Count every line that has "color" in it and give the total, nothing more.

++++++

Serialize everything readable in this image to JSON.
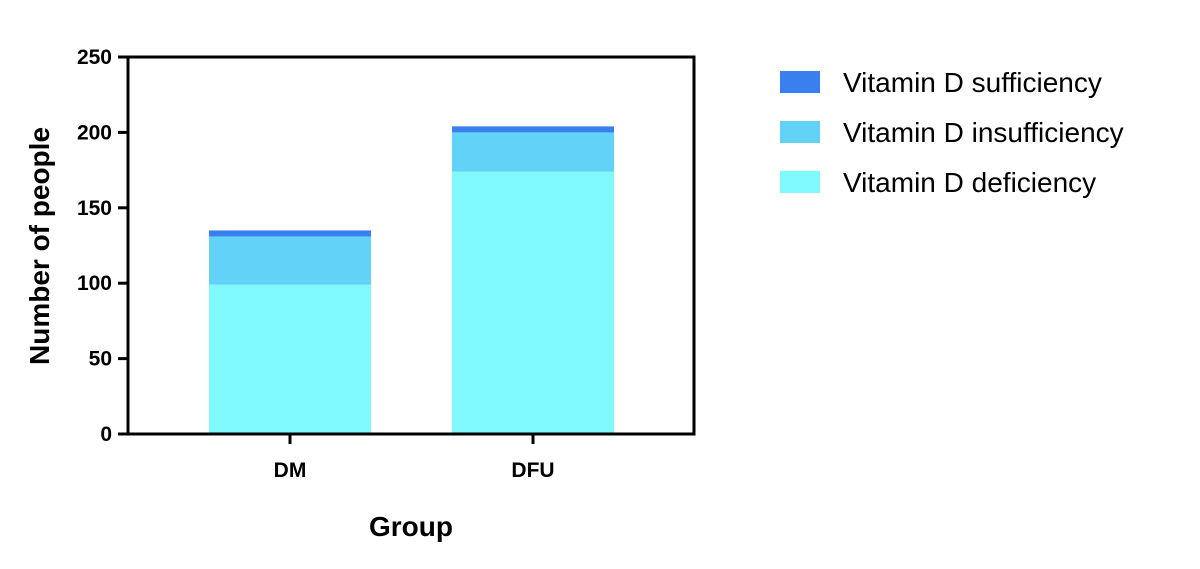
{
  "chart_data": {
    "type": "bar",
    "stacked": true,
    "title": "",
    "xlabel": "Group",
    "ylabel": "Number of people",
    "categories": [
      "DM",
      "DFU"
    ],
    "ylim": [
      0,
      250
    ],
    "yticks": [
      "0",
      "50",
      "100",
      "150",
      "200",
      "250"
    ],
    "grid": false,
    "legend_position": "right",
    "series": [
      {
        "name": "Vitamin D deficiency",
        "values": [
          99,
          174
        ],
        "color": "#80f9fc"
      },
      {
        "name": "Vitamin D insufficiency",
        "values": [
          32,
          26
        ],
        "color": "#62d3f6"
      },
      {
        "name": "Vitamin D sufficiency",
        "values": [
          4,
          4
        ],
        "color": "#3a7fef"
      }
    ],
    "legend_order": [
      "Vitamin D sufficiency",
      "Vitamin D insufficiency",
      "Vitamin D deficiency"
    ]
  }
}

++++++

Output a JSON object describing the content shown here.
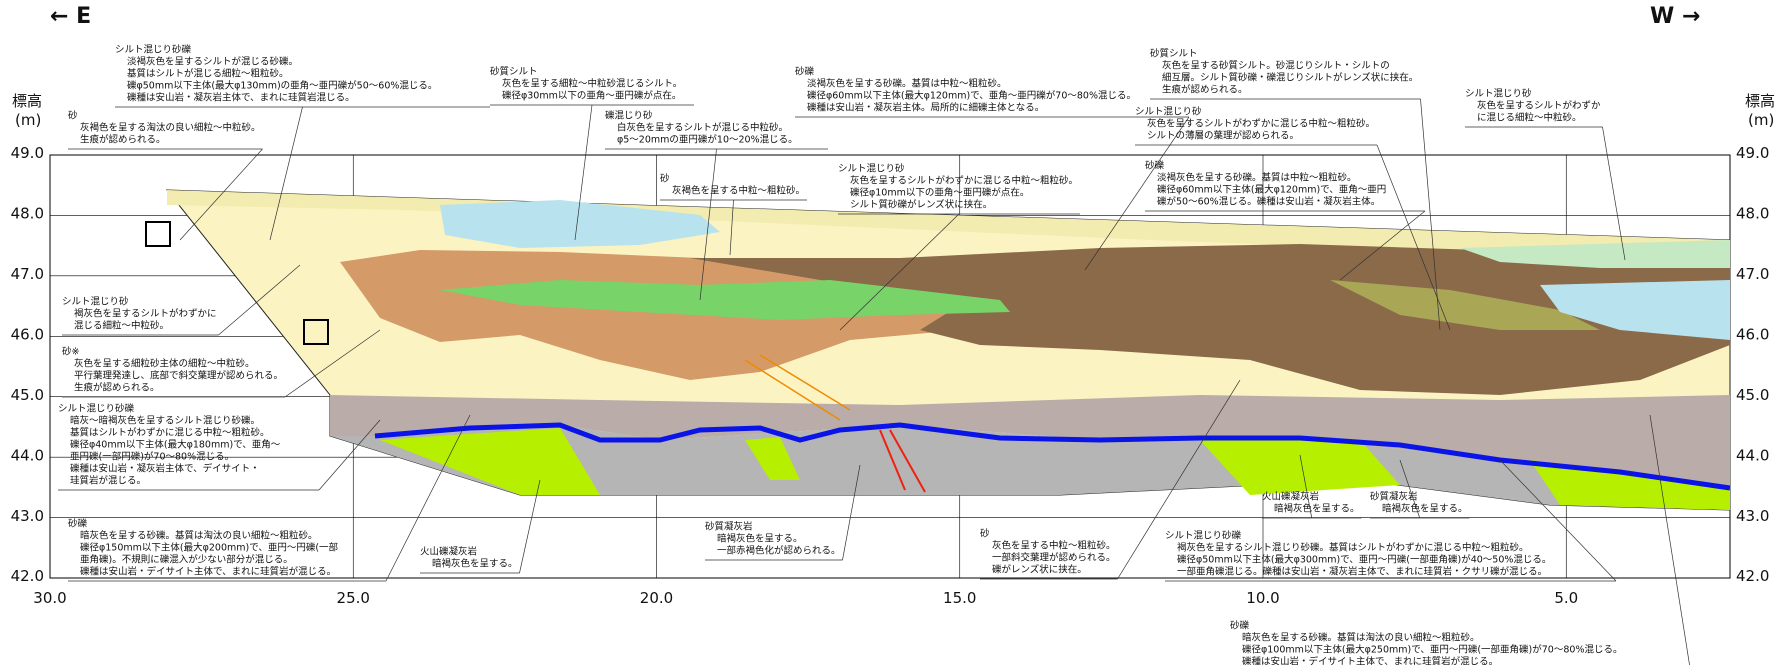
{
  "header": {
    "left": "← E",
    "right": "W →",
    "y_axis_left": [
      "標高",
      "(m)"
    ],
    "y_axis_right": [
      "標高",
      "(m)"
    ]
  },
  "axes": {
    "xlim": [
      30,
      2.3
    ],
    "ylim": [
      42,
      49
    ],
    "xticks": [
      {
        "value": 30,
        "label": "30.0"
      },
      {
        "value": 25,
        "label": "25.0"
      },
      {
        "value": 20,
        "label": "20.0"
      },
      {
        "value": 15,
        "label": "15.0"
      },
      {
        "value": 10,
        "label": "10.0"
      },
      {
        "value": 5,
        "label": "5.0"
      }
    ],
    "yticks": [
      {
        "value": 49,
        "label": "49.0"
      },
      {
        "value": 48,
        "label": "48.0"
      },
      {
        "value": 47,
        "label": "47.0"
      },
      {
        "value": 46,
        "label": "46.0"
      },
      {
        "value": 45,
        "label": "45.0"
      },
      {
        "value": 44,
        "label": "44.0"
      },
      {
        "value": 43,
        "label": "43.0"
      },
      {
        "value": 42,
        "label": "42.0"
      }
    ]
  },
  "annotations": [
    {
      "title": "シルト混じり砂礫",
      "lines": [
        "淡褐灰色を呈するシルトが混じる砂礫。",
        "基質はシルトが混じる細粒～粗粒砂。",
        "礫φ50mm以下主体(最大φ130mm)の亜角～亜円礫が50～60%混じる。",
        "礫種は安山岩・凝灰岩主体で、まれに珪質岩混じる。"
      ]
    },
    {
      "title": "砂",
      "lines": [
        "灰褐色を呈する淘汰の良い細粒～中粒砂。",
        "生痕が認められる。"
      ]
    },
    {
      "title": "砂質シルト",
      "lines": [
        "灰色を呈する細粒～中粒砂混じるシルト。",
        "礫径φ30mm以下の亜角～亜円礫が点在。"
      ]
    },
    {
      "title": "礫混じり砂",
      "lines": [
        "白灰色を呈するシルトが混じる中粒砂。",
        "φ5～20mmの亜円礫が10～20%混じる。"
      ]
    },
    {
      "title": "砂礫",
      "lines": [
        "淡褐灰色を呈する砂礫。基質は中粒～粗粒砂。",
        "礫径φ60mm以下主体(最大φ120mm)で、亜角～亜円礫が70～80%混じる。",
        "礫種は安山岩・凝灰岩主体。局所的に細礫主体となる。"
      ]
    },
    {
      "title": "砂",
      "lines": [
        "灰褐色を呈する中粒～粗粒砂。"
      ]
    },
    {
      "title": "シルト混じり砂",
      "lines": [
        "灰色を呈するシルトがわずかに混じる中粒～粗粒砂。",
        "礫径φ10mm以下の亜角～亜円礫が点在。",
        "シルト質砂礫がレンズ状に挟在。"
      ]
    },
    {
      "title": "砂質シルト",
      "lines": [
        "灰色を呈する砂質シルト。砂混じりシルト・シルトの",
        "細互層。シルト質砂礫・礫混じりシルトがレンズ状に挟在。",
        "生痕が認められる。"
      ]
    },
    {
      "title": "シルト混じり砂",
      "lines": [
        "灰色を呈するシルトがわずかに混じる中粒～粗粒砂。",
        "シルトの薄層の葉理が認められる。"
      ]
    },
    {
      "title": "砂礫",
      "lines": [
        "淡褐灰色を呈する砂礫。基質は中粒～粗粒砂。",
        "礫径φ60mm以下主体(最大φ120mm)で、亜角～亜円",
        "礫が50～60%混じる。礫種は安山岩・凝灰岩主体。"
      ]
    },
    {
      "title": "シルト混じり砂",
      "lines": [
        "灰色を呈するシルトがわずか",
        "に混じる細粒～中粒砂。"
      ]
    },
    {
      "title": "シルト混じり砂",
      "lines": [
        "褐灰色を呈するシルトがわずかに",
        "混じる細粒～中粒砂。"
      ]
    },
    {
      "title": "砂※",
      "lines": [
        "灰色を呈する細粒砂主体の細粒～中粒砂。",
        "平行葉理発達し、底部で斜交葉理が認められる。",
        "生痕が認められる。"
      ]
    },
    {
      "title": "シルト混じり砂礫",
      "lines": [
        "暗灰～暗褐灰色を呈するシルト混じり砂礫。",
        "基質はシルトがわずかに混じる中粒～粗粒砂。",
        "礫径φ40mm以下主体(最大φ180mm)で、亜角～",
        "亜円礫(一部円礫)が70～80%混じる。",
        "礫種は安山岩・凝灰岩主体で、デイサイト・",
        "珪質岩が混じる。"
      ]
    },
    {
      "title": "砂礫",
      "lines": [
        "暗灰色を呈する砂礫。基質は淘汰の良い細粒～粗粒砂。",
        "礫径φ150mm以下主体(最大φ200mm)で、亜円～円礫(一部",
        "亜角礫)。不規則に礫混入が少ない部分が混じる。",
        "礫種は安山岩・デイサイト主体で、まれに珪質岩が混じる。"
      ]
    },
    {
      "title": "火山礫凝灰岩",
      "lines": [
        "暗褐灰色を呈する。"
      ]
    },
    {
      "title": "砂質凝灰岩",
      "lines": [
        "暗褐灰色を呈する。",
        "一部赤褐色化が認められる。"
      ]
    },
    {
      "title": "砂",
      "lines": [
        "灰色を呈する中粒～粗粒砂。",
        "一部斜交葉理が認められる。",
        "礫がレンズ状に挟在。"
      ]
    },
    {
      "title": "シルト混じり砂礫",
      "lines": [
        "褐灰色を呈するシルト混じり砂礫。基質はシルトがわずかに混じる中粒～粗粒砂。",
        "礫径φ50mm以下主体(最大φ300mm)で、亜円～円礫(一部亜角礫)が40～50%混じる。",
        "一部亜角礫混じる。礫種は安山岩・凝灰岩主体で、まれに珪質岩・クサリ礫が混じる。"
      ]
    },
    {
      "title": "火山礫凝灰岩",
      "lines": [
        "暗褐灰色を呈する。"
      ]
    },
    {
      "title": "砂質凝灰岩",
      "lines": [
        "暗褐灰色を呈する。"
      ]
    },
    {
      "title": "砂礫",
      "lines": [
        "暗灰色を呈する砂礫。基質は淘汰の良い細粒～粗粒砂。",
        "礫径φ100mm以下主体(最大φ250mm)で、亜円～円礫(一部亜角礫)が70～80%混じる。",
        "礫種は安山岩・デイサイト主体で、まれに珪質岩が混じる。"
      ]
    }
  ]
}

++++++

→ RESPONSE TO THE TASK:
3